What is expected: Exactly repeat all the records below, omitting the images they hold.

Information provided:
----------

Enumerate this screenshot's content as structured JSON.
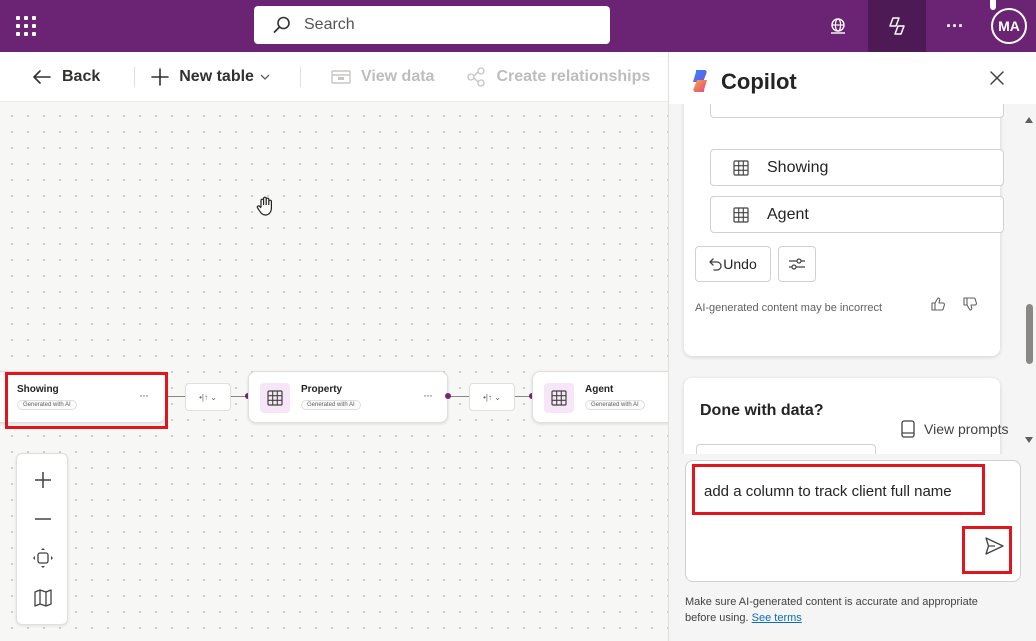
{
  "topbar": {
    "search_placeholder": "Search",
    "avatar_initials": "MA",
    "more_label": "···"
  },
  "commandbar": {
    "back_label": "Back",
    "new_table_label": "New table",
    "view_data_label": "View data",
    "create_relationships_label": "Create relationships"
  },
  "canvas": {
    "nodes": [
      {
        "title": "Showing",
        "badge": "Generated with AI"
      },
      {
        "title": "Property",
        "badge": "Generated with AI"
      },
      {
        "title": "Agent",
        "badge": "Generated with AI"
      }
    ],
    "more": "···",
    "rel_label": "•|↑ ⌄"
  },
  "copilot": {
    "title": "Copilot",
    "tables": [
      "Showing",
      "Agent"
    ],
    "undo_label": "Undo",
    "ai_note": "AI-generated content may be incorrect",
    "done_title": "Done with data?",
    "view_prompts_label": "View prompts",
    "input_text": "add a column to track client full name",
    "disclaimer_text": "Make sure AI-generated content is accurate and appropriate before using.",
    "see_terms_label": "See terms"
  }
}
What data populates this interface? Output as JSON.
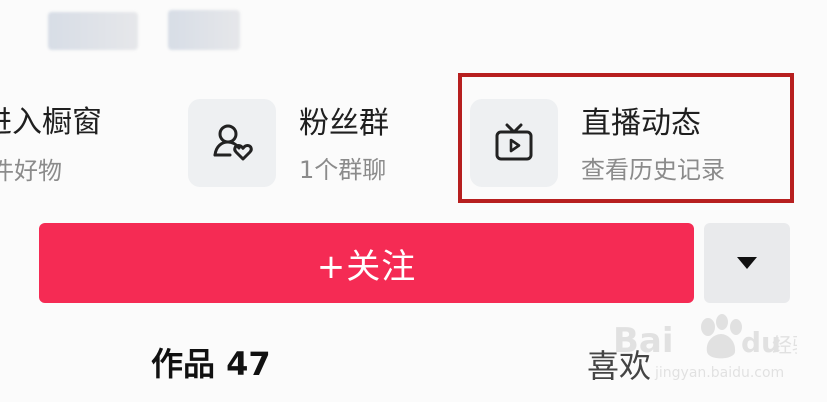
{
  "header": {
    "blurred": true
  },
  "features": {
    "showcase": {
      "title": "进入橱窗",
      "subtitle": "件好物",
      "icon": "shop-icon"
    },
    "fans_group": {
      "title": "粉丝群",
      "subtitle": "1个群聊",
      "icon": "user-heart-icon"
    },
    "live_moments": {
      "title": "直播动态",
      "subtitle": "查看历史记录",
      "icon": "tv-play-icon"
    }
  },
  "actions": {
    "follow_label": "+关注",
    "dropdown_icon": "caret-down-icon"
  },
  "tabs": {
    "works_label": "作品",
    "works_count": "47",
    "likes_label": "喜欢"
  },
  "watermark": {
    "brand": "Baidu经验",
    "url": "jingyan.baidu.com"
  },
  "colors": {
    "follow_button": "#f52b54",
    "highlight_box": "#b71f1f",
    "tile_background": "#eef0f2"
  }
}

----------

Full response:
Enumerate this screenshot's content as structured JSON.
{
  "topbar": {
    "search_placeholder": "Search",
    "avatar_initials": "MA",
    "more_label": "···"
  },
  "commandbar": {
    "back_label": "Back",
    "new_table_label": "New table",
    "view_data_label": "View data",
    "create_relationships_label": "Create relationships"
  },
  "canvas": {
    "nodes": [
      {
        "title": "Showing",
        "badge": "Generated with AI"
      },
      {
        "title": "Property",
        "badge": "Generated with AI"
      },
      {
        "title": "Agent",
        "badge": "Generated with AI"
      }
    ],
    "more": "···",
    "rel_label": "•|↑ ⌄"
  },
  "copilot": {
    "title": "Copilot",
    "tables": [
      "Showing",
      "Agent"
    ],
    "undo_label": "Undo",
    "ai_note": "AI-generated content may be incorrect",
    "done_title": "Done with data?",
    "view_prompts_label": "View prompts",
    "input_text": "add a column to track client full name",
    "disclaimer_text": "Make sure AI-generated content is accurate and appropriate before using.",
    "see_terms_label": "See terms"
  }
}
What data populates this interface? Output as JSON.
{
  "header": {
    "blurred": true
  },
  "features": {
    "showcase": {
      "title": "进入橱窗",
      "subtitle": "件好物",
      "icon": "shop-icon"
    },
    "fans_group": {
      "title": "粉丝群",
      "subtitle": "1个群聊",
      "icon": "user-heart-icon"
    },
    "live_moments": {
      "title": "直播动态",
      "subtitle": "查看历史记录",
      "icon": "tv-play-icon"
    }
  },
  "actions": {
    "follow_label": "+关注",
    "dropdown_icon": "caret-down-icon"
  },
  "tabs": {
    "works_label": "作品",
    "works_count": "47",
    "likes_label": "喜欢"
  },
  "watermark": {
    "brand": "Baidu经验",
    "url": "jingyan.baidu.com"
  },
  "colors": {
    "follow_button": "#f52b54",
    "highlight_box": "#b71f1f",
    "tile_background": "#eef0f2"
  }
}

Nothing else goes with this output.